§ Problem requirements:
Copy every line of the listing that holds the string "JSON".

───

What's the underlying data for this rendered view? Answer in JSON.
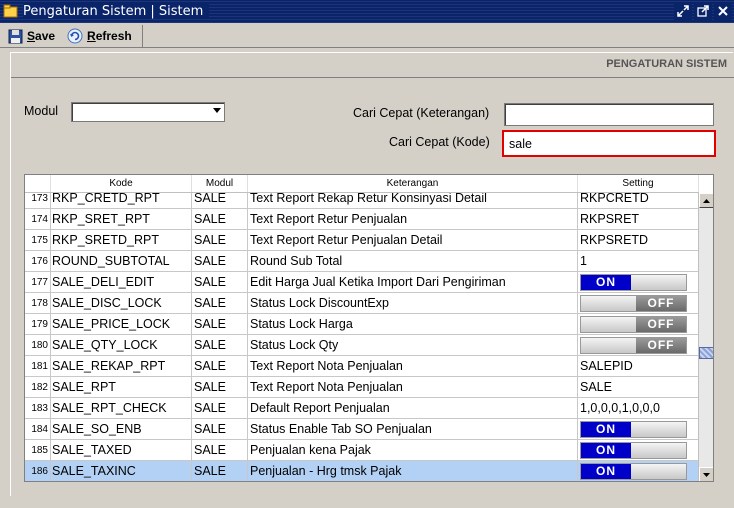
{
  "window": {
    "title": "Pengaturan Sistem | Sistem"
  },
  "toolbar": {
    "save_prefix": "S",
    "save_rest": "ave",
    "refresh_prefix": "R",
    "refresh_rest": "efresh"
  },
  "panel": {
    "title": "PENGATURAN SISTEM"
  },
  "filters": {
    "modul_label": "Modul",
    "modul_value": "",
    "cari_ket_label": "Cari Cepat (Keterangan)",
    "cari_ket_value": "",
    "cari_kode_label": "Cari Cepat (Kode)",
    "cari_kode_value": "sale"
  },
  "grid": {
    "columns": [
      "Kode",
      "Modul",
      "Keterangan",
      "Setting"
    ],
    "rows": [
      {
        "no": "173",
        "kode": "RKP_CRETD_RPT",
        "modul": "SALE",
        "ket": "Text Report Rekap Retur Konsinyasi Detail",
        "setting": "RKPCRETD",
        "type": "text"
      },
      {
        "no": "174",
        "kode": "RKP_SRET_RPT",
        "modul": "SALE",
        "ket": "Text Report Retur Penjualan",
        "setting": "RKPSRET",
        "type": "text"
      },
      {
        "no": "175",
        "kode": "RKP_SRETD_RPT",
        "modul": "SALE",
        "ket": "Text Report Retur Penjualan Detail",
        "setting": "RKPSRETD",
        "type": "text"
      },
      {
        "no": "176",
        "kode": "ROUND_SUBTOTAL",
        "modul": "SALE",
        "ket": "Round Sub Total",
        "setting": "1",
        "type": "text"
      },
      {
        "no": "177",
        "kode": "SALE_DELI_EDIT",
        "modul": "SALE",
        "ket": "Edit Harga Jual Ketika Import Dari Pengiriman",
        "setting": "ON",
        "type": "on"
      },
      {
        "no": "178",
        "kode": "SALE_DISC_LOCK",
        "modul": "SALE",
        "ket": "Status Lock DiscountExp",
        "setting": "OFF",
        "type": "off"
      },
      {
        "no": "179",
        "kode": "SALE_PRICE_LOCK",
        "modul": "SALE",
        "ket": "Status Lock Harga",
        "setting": "OFF",
        "type": "off"
      },
      {
        "no": "180",
        "kode": "SALE_QTY_LOCK",
        "modul": "SALE",
        "ket": "Status Lock Qty",
        "setting": "OFF",
        "type": "off"
      },
      {
        "no": "181",
        "kode": "SALE_REKAP_RPT",
        "modul": "SALE",
        "ket": "Text Report Nota Penjualan",
        "setting": "SALEPID",
        "type": "text"
      },
      {
        "no": "182",
        "kode": "SALE_RPT",
        "modul": "SALE",
        "ket": "Text Report Nota Penjualan",
        "setting": "SALE",
        "type": "text"
      },
      {
        "no": "183",
        "kode": "SALE_RPT_CHECK",
        "modul": "SALE",
        "ket": "Default Report Penjualan",
        "setting": "1,0,0,0,1,0,0,0",
        "type": "text"
      },
      {
        "no": "184",
        "kode": "SALE_SO_ENB",
        "modul": "SALE",
        "ket": "Status Enable Tab SO Penjualan",
        "setting": "ON",
        "type": "on"
      },
      {
        "no": "185",
        "kode": "SALE_TAXED",
        "modul": "SALE",
        "ket": "Penjualan kena Pajak",
        "setting": "ON",
        "type": "on"
      },
      {
        "no": "186",
        "kode": "SALE_TAXINC",
        "modul": "SALE",
        "ket": "Penjualan - Hrg tmsk Pajak",
        "setting": "ON",
        "type": "on",
        "selected": true
      }
    ]
  },
  "colors": {
    "titlebar": "#0a246a",
    "toggle_on": "#0000c8",
    "selected_row": "#b3d1f5",
    "search_highlight": "#e00000"
  }
}
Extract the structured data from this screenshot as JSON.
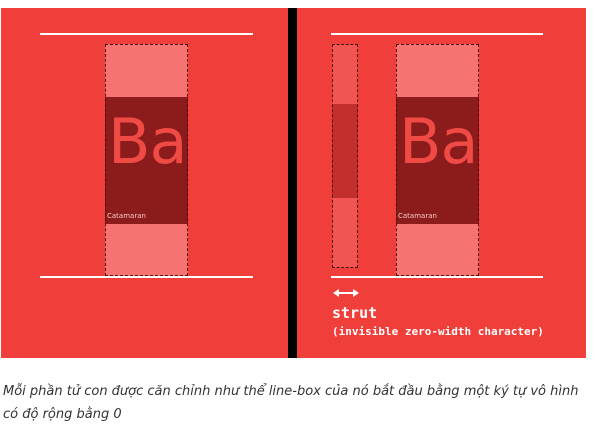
{
  "left_panel": {
    "glyph": "Ba",
    "font_label": "Catamaran"
  },
  "right_panel": {
    "glyph": "Ba",
    "font_label": "Catamaran",
    "strut_label": "strut",
    "strut_description": "(invisible zero-width character)",
    "arrow_icon": "double-headed-arrow"
  },
  "colors": {
    "background": "#f03e3b",
    "box_padding": "#f57371",
    "box_core": "#8c1c1c",
    "divider": "#000000"
  },
  "caption": "Mỗi phần tử con được căn chỉnh như thể line-box của nó bắt đầu bằng một ký tự vô hình có độ rộng bằng 0"
}
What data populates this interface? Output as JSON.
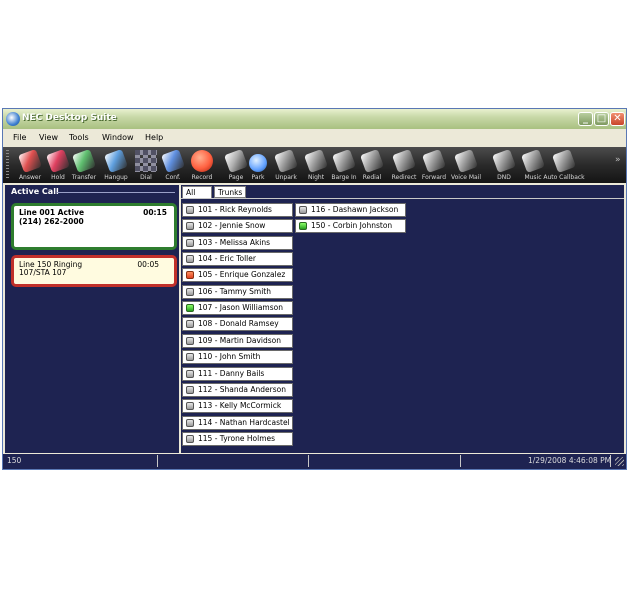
{
  "window": {
    "title": "NEC Desktop Suite",
    "minimize": "_",
    "maximize": "□",
    "close": "✕"
  },
  "menu": [
    "File",
    "View",
    "Tools",
    "Window",
    "Help"
  ],
  "toolbar": [
    {
      "label": "Answer",
      "icon": "answer-phone-icon",
      "color": "#e05050"
    },
    {
      "label": "Hold",
      "icon": "music-note-icon",
      "color": "#e04060"
    },
    {
      "label": "Transfer",
      "icon": "transfer-phone-icon",
      "color": "#60c070"
    },
    {
      "label": "Hangup",
      "icon": "hangup-phone-icon",
      "color": "#60a0e0"
    },
    {
      "label": "Dial",
      "icon": "dialpad-icon",
      "color": "#9090a0"
    },
    {
      "label": "Conf.",
      "icon": "conference-icon",
      "color": "#6090e0"
    },
    {
      "label": "Record",
      "icon": "record-icon",
      "color": "#ff6040"
    },
    {
      "label": "Page",
      "icon": "page-icon",
      "color": "#b0b0b0"
    },
    {
      "label": "Park",
      "icon": "park-icon",
      "color": "#60a0ff"
    },
    {
      "label": "Unpark",
      "icon": "unpark-icon",
      "color": "#a0a0a0"
    },
    {
      "label": "Night",
      "icon": "night-icon",
      "color": "#a0a0a0"
    },
    {
      "label": "Barge In",
      "icon": "barge-in-icon",
      "color": "#a0a0a0"
    },
    {
      "label": "Redial",
      "icon": "redial-icon",
      "color": "#a0a0a0"
    },
    {
      "label": "Redirect",
      "icon": "redirect-icon",
      "color": "#a0a0a0"
    },
    {
      "label": "Forward",
      "icon": "forward-icon",
      "color": "#a0a0a0"
    },
    {
      "label": "Voice Mail",
      "icon": "voicemail-icon",
      "color": "#a0a0a0"
    },
    {
      "label": "DND",
      "icon": "dnd-icon",
      "color": "#a0a0a0"
    },
    {
      "label": "Music",
      "icon": "music-icon",
      "color": "#a0a0a0"
    },
    {
      "label": "Auto Callback",
      "icon": "auto-callback-icon",
      "color": "#a0a0a0"
    }
  ],
  "active_call": {
    "header": "Active Call",
    "calls": [
      {
        "line1": "Line 001 Active",
        "line2": "(214) 262-2000",
        "timer": "00:15",
        "state": "active"
      },
      {
        "line1": "Line 150 Ringing",
        "line2": "107/STA 107",
        "timer": "00:05",
        "state": "ringing"
      }
    ]
  },
  "tabs": [
    "All",
    "Trunks"
  ],
  "extensions_col1": [
    {
      "label": "101 - Rick Reynolds",
      "status": "grey"
    },
    {
      "label": "102 - Jennie Snow",
      "status": "grey"
    },
    {
      "label": "103 - Melissa Akins",
      "status": "grey"
    },
    {
      "label": "104 - Eric Toller",
      "status": "grey"
    },
    {
      "label": "105 - Enrique Gonzalez",
      "status": "red"
    },
    {
      "label": "106 - Tammy Smith",
      "status": "grey"
    },
    {
      "label": "107 - Jason Williamson",
      "status": "green"
    },
    {
      "label": "108 - Donald Ramsey",
      "status": "grey"
    },
    {
      "label": "109 - Martin Davidson",
      "status": "grey"
    },
    {
      "label": "110 - John Smith",
      "status": "grey"
    },
    {
      "label": "111 - Danny Bails",
      "status": "grey"
    },
    {
      "label": "112 - Shanda Anderson",
      "status": "grey"
    },
    {
      "label": "113 - Kelly McCormick",
      "status": "grey"
    },
    {
      "label": "114 - Nathan Hardcastel",
      "status": "grey"
    },
    {
      "label": "115 - Tyrone Holmes",
      "status": "grey"
    }
  ],
  "extensions_col2": [
    {
      "label": "116 - Dashawn Jackson",
      "status": "grey"
    },
    {
      "label": "150 - Corbin Johnston",
      "status": "green"
    }
  ],
  "status_bar": {
    "left": "150",
    "datetime": "1/29/2008 4:46:08 PM"
  }
}
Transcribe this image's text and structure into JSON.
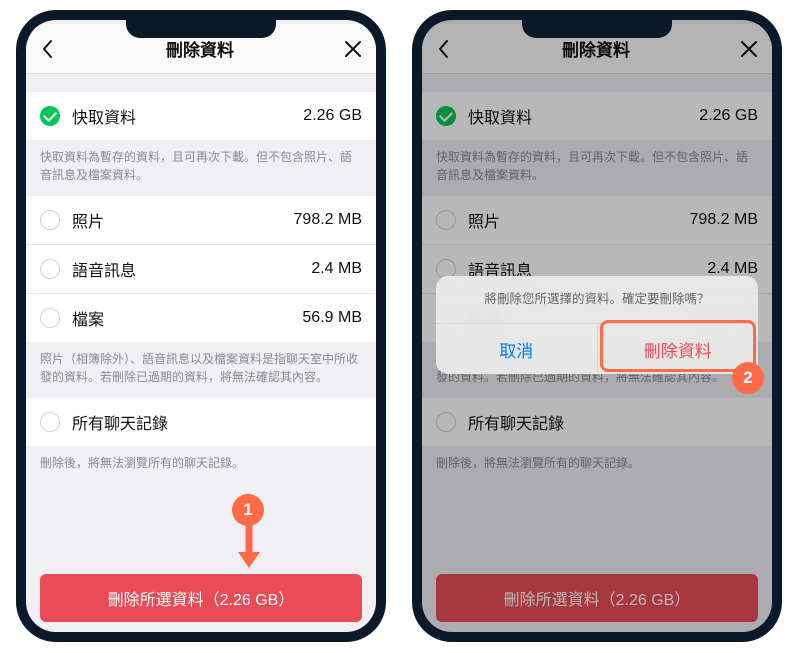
{
  "header": {
    "title": "刪除資料"
  },
  "items": {
    "cache": {
      "label": "快取資料",
      "value": "2.26 GB"
    },
    "photos": {
      "label": "照片",
      "value": "798.2 MB"
    },
    "voice": {
      "label": "語音訊息",
      "value": "2.4 MB"
    },
    "files": {
      "label": "檔案",
      "value": "56.9 MB"
    },
    "chats": {
      "label": "所有聊天記錄"
    }
  },
  "notes": {
    "cache": "快取資料為暫存的資料，且可再次下載。但不包含照片、語音訊息及檔案資料。",
    "files": "照片（相簿除外）、語音訊息以及檔案資料是指聊天室中所收發的資料。若刪除已過期的資料，將無法確認其內容。",
    "chats": "刪除後，將無法瀏覽所有的聊天記錄。"
  },
  "delete_button": "刪除所選資料（2.26 GB）",
  "sheet": {
    "message": "將刪除您所選擇的資料。確定要刪除嗎？",
    "cancel": "取消",
    "confirm": "刪除資料"
  },
  "annotations": {
    "step1": "1",
    "step2": "2"
  }
}
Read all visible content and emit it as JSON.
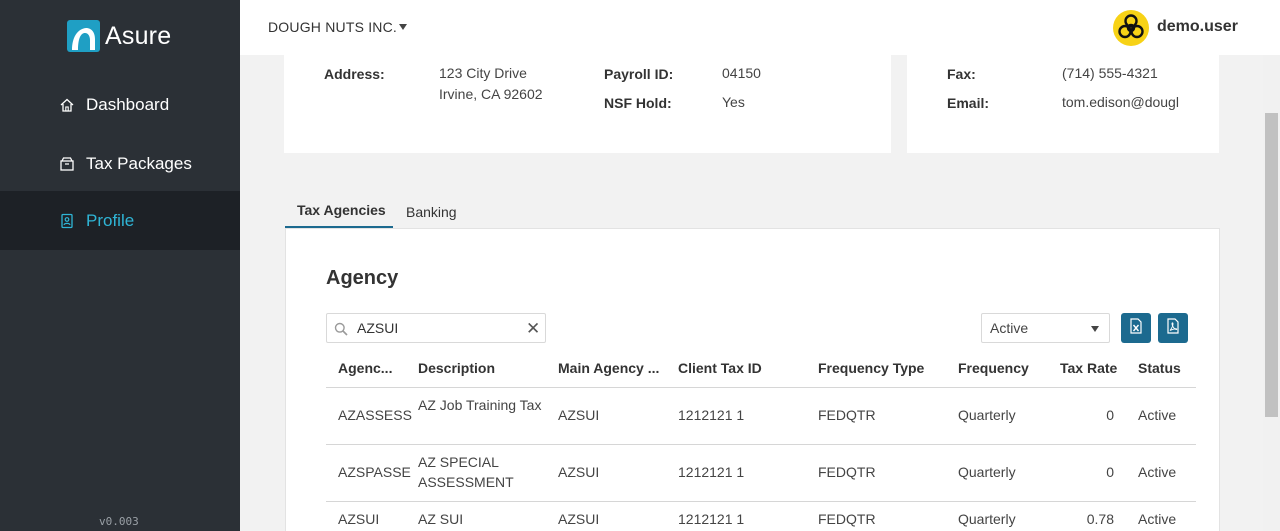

───

§ Finished answer:
What's the underlying data for this rendered view? Answer in JSON.
Extract the structured data from this screenshot as JSON.
What data populates this interface? Output as JSON.
Transcribe this image's text and structure into JSON.
Read all visible content and emit it as JSON.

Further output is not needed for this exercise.